_SHORT TASK:_ Copy out each line featuring the string "marker" from the entries beneath.

_INFORMATION SHOWN:_
◆ ◆ ◆
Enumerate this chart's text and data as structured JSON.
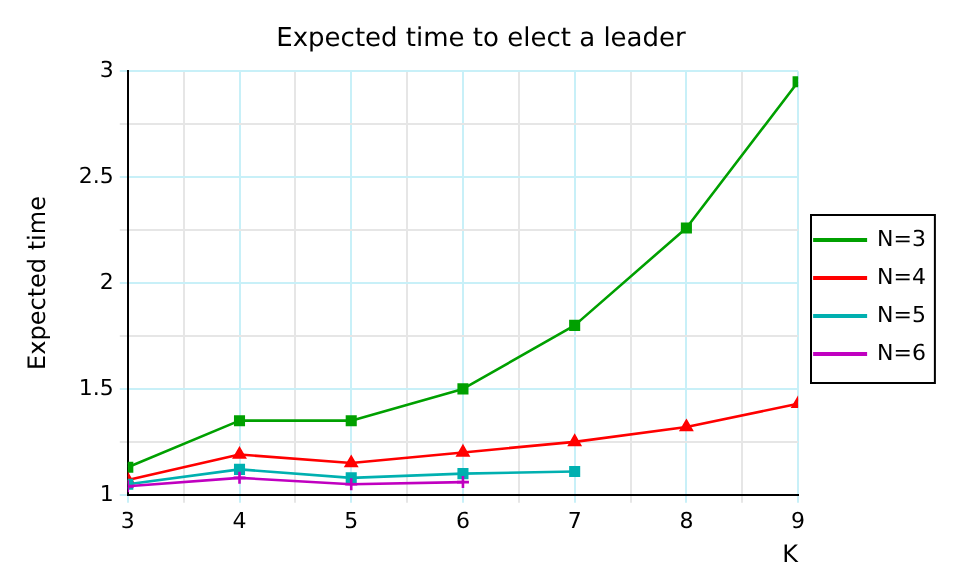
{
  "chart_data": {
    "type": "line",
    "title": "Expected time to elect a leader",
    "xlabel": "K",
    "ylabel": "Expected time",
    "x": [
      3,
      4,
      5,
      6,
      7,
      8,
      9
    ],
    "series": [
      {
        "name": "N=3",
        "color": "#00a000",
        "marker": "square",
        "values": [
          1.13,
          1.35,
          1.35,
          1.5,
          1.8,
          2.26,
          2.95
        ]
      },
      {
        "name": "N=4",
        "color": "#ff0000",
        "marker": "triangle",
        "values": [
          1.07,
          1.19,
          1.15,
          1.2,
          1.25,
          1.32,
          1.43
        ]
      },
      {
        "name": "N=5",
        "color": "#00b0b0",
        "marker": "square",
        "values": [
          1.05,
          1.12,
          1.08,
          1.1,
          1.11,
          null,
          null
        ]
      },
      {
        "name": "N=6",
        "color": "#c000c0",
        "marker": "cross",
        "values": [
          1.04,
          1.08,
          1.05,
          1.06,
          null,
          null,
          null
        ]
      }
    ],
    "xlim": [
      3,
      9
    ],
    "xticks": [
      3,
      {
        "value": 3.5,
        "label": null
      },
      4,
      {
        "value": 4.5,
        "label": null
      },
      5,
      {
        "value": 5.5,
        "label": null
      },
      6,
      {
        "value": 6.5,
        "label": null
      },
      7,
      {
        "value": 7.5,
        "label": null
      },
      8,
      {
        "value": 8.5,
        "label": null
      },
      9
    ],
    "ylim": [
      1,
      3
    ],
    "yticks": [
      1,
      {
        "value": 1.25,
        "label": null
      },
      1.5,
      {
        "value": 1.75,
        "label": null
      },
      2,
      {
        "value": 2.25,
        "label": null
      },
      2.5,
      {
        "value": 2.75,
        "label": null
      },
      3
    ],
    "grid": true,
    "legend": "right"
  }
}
◆ ◆ ◆
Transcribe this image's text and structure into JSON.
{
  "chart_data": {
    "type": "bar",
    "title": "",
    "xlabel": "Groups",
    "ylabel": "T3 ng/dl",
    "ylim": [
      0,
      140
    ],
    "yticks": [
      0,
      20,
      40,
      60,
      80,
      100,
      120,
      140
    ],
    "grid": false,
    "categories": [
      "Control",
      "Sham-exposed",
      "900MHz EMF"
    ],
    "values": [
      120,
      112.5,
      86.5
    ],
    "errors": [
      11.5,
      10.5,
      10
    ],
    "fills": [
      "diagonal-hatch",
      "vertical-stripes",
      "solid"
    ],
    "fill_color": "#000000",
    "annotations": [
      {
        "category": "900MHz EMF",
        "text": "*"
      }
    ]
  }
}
◆ ◆ ◆
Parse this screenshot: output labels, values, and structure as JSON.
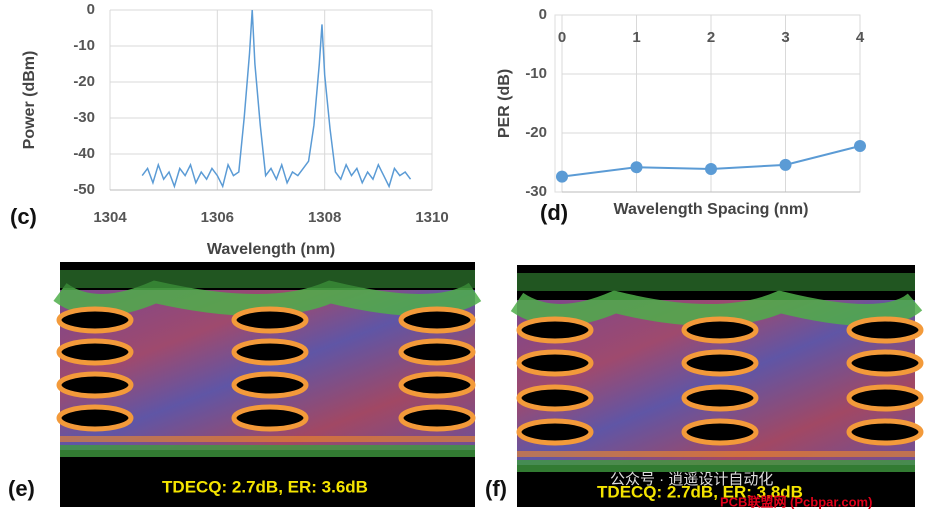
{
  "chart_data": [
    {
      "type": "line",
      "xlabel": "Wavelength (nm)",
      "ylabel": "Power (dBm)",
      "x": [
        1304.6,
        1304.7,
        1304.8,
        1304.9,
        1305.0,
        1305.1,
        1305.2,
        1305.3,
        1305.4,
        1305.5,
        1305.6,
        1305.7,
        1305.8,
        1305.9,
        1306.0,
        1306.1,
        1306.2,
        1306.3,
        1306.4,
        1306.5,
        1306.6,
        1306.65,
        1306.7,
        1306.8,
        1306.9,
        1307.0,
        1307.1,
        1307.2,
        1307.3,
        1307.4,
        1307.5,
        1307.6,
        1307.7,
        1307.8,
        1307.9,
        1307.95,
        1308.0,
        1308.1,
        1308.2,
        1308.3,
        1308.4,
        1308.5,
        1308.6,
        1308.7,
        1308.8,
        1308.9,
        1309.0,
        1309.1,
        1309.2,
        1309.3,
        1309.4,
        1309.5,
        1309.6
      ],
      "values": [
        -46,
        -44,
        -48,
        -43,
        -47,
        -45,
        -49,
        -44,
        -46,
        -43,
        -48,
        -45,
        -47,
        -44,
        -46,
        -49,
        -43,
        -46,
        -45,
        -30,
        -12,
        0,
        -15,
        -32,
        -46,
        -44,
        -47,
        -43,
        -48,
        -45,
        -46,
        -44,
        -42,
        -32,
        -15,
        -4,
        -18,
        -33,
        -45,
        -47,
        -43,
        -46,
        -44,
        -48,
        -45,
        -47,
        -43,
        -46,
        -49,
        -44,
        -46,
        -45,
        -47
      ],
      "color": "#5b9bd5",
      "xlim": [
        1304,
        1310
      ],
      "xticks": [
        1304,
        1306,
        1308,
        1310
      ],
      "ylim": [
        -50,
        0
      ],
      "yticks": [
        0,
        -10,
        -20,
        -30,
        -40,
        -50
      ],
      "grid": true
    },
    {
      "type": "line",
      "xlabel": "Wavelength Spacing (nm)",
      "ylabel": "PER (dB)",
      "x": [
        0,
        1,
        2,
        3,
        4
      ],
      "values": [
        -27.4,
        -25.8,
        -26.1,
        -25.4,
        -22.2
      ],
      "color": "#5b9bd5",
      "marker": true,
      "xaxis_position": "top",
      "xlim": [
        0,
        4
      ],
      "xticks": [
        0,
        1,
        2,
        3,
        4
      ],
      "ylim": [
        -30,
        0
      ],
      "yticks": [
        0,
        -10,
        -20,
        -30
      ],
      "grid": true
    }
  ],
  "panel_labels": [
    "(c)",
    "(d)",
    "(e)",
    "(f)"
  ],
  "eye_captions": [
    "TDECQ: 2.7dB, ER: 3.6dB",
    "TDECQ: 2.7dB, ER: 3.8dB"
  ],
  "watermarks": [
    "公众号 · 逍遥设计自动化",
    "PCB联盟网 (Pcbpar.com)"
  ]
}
◆ ◆ ◆
_THE COMPLETED TASK:_
        "marker": "square",
        "marker": "triangle",
        "marker": "square",
        "marker": "cross",
      "marker": true,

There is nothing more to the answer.